What is needed: Send each entry back exactly as given, pictures excluded.

**** Entries supplied ****

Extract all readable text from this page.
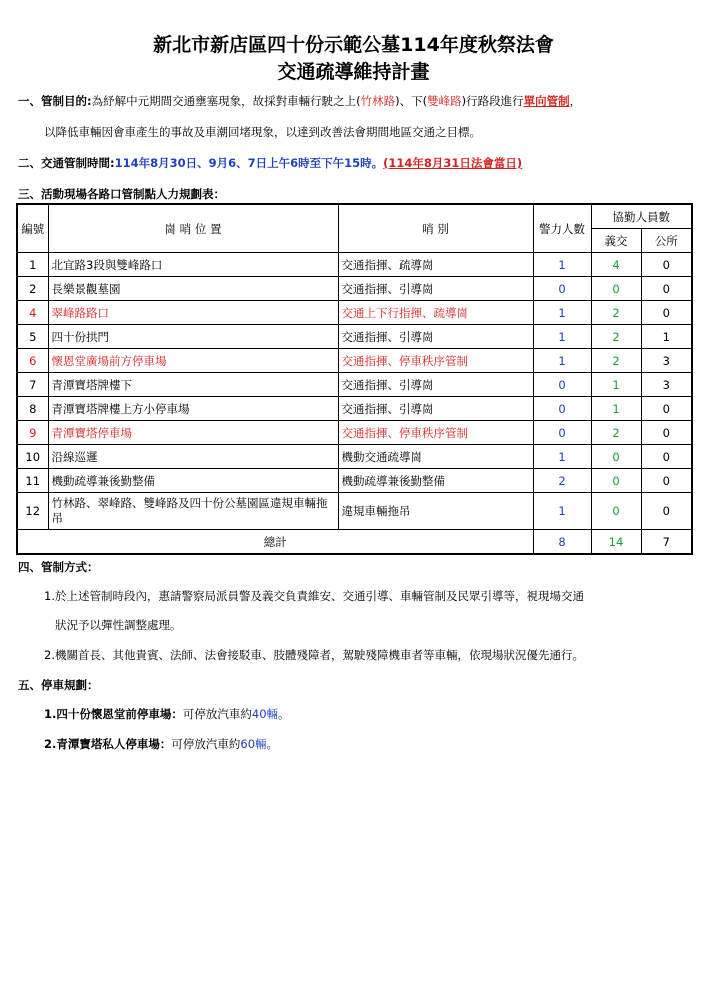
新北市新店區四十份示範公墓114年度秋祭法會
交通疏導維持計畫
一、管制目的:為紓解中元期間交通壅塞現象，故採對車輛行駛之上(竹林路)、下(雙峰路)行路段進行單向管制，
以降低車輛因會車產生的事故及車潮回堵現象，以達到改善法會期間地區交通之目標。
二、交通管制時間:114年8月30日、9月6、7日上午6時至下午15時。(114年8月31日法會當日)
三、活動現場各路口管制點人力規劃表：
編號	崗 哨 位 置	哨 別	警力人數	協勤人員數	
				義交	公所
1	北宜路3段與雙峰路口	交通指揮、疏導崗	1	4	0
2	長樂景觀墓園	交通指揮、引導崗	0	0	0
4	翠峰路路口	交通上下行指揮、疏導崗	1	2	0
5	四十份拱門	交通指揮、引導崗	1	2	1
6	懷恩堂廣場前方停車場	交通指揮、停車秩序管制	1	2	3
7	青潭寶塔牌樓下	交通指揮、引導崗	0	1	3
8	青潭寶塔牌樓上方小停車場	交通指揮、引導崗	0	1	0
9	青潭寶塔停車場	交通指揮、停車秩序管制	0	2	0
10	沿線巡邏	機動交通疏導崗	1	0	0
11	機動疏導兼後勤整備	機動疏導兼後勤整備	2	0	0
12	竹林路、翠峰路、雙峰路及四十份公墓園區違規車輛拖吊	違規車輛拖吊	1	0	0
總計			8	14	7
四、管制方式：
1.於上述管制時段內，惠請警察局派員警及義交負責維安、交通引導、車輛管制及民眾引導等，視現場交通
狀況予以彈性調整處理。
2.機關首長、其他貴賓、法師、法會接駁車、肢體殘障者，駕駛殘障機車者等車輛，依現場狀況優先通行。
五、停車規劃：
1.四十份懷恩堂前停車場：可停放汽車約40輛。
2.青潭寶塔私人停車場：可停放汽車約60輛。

****

Output for this exercise:
Extract all readable text from this page.
新北市新店區四十份示範公墓114年度秋祭法會
交通疏導維持計畫
一、管制目的:為紓解中元期間交通壅塞現象，故採對車輛行駛之上(竹林路)、下(雙峰路)行路段進行單向管制，
以降低車輛因會車產生的事故及車潮回堵現象，以達到改善法會期間地區交通之目標。
二、交通管制時間:114年8月30日、9月6、7日上午6時至下午15時。(114年8月31日法會當日)
三、活動現場各路口管制點人力規劃表：
編號	崗 哨 位 置	哨 別	警力人數	協勤人員數	
				義交	公所
1	北宜路3段與雙峰路口	交通指揮、疏導崗	1	4	0
2	長樂景觀墓園	交通指揮、引導崗	0	0	0
4	翠峰路路口	交通上下行指揮、疏導崗	1	2	0
5	四十份拱門	交通指揮、引導崗	1	2	1
6	懷恩堂廣場前方停車場	交通指揮、停車秩序管制	1	2	3
7	青潭寶塔牌樓下	交通指揮、引導崗	0	1	3
8	青潭寶塔牌樓上方小停車場	交通指揮、引導崗	0	1	0
9	青潭寶塔停車場	交通指揮、停車秩序管制	0	2	0
10	沿線巡邏	機動交通疏導崗	1	0	0
11	機動疏導兼後勤整備	機動疏導兼後勤整備	2	0	0
12	竹林路、翠峰路、雙峰路及四十份公墓園區違規車輛拖吊	違規車輛拖吊	1	0	0
總計			8	14	7
四、管制方式：
1.於上述管制時段內，惠請警察局派員警及義交負責維安、交通引導、車輛管制及民眾引導等，視現場交通
狀況予以彈性調整處理。
2.機關首長、其他貴賓、法師、法會接駁車、肢體殘障者，駕駛殘障機車者等車輛，依現場狀況優先通行。
五、停車規劃：
1.四十份懷恩堂前停車場：可停放汽車約40輛。
2.青潭寶塔私人停車場：可停放汽車約60輛。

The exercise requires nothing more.